# [Text passage]
——

In order to use `xdatasets`, you must import at least `xdatasets`, `pandas`, `geopandas`, and `numpy`. Additionally, we import `pathlib` to interact with files.

In [None]:
import os
import warnings
from pathlib import Path

warnings.simplefilter("ignore")

os.environ["USE_PYGEOS"] = "0"
import geopandas as gpd

# Visualization
import hvplot.pandas # noqa
import hvplot.xarray # noqa-
import numpy as np
import pandas as pd
import panel as pn # noqa

import xdatasets as xd

### Clip by points (sites)


To begin with, we need to create a dictionary of sites and their corresponding geographical coordinates.

In [None]:
sites = {
 "Montreal": (45.508888, -73.561668),
 "New York": (40.730610, -73.935242),
 "Miami": (25.761681, -80.191788),
}

We will then extract the `tp` (*total precipitation*) and `t2m` (*2m temperature*) from the `era5_reanalysis_single_levels` dataset for the designated sites. Afterward, we will convert the time step to daily and adjust the timezone to Eastern Time. Finally, we will limit the temporal interval.

Before proceeding with this first query, let's quickly outline the role of each parameter:

- **datasets**: A dictionary where datasets serve as keys and desired variables as values.
- **space**: A dictionary that defines the necessary spatial operations to apply on user-supplied geographic features.

——

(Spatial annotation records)
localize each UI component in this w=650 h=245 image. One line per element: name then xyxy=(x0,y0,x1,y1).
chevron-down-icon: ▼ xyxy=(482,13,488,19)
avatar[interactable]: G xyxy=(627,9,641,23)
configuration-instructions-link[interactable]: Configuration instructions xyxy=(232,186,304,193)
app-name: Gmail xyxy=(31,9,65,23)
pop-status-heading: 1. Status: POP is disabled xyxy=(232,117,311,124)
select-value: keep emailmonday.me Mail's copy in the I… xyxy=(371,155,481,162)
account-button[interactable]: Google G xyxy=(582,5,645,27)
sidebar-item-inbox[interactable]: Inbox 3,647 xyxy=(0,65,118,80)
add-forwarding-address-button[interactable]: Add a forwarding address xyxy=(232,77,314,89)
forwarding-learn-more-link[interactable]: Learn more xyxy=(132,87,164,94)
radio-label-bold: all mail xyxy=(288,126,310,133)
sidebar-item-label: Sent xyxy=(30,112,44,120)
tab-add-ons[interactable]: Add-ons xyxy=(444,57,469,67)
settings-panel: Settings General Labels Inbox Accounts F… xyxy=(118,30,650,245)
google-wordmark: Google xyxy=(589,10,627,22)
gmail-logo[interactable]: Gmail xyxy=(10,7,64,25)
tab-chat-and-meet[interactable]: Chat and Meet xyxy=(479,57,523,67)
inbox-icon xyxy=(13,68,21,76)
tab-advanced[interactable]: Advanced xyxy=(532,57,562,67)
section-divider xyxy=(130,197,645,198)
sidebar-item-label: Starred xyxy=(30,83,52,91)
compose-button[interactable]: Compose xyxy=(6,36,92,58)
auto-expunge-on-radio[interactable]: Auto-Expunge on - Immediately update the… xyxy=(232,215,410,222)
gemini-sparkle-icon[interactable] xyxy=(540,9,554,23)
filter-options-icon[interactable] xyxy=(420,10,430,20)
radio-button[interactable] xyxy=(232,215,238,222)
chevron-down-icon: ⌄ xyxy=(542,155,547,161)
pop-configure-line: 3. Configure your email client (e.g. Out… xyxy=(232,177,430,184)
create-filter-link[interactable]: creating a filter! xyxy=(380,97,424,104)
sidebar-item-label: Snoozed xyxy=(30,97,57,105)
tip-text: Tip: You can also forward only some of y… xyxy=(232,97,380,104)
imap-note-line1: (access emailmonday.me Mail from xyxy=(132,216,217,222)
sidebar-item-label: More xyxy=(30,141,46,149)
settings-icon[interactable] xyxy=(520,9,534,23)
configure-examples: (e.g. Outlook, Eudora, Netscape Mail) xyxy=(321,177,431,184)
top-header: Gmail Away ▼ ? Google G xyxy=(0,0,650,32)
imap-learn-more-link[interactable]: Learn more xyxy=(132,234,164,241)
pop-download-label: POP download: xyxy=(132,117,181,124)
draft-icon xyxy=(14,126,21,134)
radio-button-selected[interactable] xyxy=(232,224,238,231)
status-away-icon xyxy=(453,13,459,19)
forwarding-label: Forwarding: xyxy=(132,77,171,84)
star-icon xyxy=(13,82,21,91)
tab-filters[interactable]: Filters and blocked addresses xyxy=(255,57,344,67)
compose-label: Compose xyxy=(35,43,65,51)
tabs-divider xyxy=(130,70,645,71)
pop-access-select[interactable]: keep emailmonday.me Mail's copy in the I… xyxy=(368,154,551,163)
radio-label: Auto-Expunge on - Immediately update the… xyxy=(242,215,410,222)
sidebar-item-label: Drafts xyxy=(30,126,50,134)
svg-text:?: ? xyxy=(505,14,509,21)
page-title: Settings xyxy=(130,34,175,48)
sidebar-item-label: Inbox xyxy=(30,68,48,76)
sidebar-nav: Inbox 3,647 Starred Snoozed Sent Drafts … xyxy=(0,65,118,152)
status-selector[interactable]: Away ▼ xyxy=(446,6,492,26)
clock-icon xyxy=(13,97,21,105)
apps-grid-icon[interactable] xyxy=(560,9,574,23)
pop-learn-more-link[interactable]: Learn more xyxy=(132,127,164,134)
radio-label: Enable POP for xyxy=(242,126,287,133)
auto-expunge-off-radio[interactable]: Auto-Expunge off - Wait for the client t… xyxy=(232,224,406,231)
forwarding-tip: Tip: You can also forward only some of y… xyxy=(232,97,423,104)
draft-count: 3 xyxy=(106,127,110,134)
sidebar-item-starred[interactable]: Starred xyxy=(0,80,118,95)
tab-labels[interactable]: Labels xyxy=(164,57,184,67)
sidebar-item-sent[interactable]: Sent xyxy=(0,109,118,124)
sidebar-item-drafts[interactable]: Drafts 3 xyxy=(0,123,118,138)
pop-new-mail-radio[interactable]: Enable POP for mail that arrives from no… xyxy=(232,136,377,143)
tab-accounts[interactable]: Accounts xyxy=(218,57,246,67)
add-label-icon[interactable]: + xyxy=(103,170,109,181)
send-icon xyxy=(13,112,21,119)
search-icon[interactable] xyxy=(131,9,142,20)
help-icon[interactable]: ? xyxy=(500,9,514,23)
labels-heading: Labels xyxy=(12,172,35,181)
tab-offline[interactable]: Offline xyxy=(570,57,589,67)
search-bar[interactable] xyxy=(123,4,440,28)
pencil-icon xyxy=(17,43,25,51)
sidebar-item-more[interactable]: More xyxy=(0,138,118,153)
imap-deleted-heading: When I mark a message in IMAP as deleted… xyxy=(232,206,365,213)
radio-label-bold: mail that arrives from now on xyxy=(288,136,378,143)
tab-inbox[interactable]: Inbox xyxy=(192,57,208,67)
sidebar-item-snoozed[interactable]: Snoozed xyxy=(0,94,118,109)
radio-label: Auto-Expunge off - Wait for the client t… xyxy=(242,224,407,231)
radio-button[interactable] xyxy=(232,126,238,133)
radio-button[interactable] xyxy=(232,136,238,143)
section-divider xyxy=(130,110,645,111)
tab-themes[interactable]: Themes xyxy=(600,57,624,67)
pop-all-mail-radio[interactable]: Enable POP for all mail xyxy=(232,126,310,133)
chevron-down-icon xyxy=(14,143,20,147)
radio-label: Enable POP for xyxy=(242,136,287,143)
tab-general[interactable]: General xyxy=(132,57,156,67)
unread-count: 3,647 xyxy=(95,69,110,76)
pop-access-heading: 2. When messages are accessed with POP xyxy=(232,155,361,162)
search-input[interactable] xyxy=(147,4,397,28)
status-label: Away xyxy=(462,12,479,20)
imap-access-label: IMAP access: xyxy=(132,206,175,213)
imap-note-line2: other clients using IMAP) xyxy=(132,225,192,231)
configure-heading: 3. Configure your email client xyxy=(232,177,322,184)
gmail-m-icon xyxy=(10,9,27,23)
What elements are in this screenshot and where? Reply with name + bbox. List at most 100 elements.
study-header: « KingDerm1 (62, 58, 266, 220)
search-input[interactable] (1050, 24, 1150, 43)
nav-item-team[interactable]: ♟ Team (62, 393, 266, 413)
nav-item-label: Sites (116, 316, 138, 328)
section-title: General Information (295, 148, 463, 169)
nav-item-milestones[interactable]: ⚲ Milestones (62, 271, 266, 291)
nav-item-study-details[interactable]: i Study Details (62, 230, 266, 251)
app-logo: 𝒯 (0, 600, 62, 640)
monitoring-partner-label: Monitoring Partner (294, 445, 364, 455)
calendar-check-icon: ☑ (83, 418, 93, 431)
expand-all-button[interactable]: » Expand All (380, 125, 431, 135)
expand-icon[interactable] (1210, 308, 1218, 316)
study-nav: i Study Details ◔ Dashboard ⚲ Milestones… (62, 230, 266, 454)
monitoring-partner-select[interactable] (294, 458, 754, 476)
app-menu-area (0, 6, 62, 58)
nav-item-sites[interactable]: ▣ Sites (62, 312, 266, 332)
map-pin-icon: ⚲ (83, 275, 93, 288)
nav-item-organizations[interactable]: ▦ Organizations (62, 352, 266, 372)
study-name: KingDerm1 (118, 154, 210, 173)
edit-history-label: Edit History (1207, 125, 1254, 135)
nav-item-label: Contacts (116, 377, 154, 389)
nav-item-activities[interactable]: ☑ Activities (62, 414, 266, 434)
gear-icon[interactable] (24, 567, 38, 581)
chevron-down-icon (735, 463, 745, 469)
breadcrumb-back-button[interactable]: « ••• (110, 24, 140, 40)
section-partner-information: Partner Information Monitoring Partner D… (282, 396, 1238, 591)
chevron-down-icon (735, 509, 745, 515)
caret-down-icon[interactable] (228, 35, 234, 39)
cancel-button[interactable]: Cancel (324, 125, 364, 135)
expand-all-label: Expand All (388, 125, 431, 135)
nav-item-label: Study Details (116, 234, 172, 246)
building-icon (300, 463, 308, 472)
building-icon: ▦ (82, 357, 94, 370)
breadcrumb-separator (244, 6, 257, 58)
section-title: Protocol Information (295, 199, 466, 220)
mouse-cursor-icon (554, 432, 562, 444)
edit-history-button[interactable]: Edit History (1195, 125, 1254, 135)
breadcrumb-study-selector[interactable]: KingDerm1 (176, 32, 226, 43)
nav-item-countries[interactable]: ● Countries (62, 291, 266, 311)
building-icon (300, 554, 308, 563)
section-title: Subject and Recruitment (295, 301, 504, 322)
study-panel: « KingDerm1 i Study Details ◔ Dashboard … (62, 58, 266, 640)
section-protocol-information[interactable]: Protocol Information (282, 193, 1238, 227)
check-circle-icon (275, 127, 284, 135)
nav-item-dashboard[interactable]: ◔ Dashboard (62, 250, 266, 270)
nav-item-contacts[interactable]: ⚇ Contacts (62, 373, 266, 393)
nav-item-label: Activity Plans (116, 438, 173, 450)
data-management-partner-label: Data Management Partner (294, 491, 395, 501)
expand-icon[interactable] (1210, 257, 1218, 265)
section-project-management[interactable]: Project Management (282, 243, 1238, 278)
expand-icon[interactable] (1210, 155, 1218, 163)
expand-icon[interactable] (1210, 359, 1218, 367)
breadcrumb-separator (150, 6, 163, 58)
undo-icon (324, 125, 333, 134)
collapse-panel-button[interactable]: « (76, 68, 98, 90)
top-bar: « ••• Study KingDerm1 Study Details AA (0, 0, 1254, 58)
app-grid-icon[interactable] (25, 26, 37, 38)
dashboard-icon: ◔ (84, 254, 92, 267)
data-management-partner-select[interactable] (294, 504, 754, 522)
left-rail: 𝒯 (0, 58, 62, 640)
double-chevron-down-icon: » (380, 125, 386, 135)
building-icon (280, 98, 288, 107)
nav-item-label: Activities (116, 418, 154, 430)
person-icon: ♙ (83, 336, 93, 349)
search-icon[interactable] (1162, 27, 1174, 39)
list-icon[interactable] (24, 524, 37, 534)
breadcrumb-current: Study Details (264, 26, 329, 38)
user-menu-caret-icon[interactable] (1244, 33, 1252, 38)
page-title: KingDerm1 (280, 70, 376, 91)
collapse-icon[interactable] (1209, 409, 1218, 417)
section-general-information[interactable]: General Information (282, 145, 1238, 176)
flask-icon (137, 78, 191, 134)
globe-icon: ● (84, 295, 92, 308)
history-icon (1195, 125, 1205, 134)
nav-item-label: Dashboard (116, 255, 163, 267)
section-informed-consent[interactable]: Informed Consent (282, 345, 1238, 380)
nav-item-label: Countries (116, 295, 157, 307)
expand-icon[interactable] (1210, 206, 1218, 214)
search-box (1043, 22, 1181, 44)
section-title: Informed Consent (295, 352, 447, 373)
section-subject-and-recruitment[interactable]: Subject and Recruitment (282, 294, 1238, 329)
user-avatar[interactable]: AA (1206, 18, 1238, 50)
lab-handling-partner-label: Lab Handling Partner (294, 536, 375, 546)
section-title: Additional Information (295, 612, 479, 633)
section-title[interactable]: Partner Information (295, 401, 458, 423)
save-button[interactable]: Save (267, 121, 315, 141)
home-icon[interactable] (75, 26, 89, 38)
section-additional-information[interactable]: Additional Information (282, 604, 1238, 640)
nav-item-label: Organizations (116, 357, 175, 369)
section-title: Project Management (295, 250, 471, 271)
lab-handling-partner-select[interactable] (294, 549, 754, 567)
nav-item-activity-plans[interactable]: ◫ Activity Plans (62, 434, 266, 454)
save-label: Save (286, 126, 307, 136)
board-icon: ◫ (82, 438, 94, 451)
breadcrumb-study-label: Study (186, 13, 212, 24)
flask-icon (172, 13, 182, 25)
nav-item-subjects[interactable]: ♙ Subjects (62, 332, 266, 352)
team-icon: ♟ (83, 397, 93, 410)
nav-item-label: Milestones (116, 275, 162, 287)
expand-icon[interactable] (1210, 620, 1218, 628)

——

# [Tasks for this exercise]
(a) In the xdatasets tutorial, which two variables are extracted from the `era5_reanalysis_single_levels` dataset for the designated sites?
(b) List the packages that the xdatasets tutorial says you must import at a minimum to use `xdatasets`.
(c) Carry on the xdatasets tutorial from the point where it stops.

# [Responses]
(a) `tp` (total precipitation) and `t2m` (2m temperature).

(b) xdatasets, pandas, geopandas, numpy

(c)
- **time**: A dictionary that defines the necessary temporal operations to apply on the datasets

For more information on each parameter, consult the API documentation.

This is what the requested query looks like :

In [None]:
query = {
 "datasets": "era5_reanalysis_single_levels",
 "space": {"clip": "point", "geometry": sites}, # bbox, point or polygon
 "time": {
 "timestep": "D", # http://pandas.pydata.org/pandas-docs/stable/user_guide/timeseries.html#offset-aliases
 "aggregation": {"tp": np.nansum, "t2m": np.nanmean},
 "start": "1995-01-01",
 "end": "2000-12-31",
 "timezone": "America/Montreal",
 },
}
xds = xd.Query(**query)

By accessing the `data` attribute, you can view the data obtained from the query. It's worth noting that the variable name `tp` has been updated to `tp_nansum` to reflect the reduction operation (`np.nansum`) that was utilized to convert the time step from hourly to daily. Likewise, `t2m` was updated to `t2m_nanmean`. 

In [None]:
xds.data

In [None]:
title = f"Comparison of total precipitation across three cities in North America from \
{xds.data.time.dt.year.min().values} to {xds.data.time.dt.year.max().values}"

xds.data.sel(
 timestep="D",
 source="era5_reanalysis_single_levels",
).hvplot(
 title=title,
 x="time",
 y="tp_nansum",
 grid=True,
 width=750,
 height=450,
 by="site",
 legend="top",
 widget_location="bottom",
)

In [None]:
title = f"Comparison of 2m temperature across three cities in North America from \
{xds.data.time.dt.year.min().values} to {xds.data.time.dt.year.max().values}"

xds.data.sel(
 timestep="D",
 source="era5_reanalysis_single_levels",
).hvplot(
 title=title,
 x="time",
 y="t2m_nanmean",
 grid=True,
 width=750,
 height=450,
 by="site",
 legend="top",
 widget_location="bottom",
)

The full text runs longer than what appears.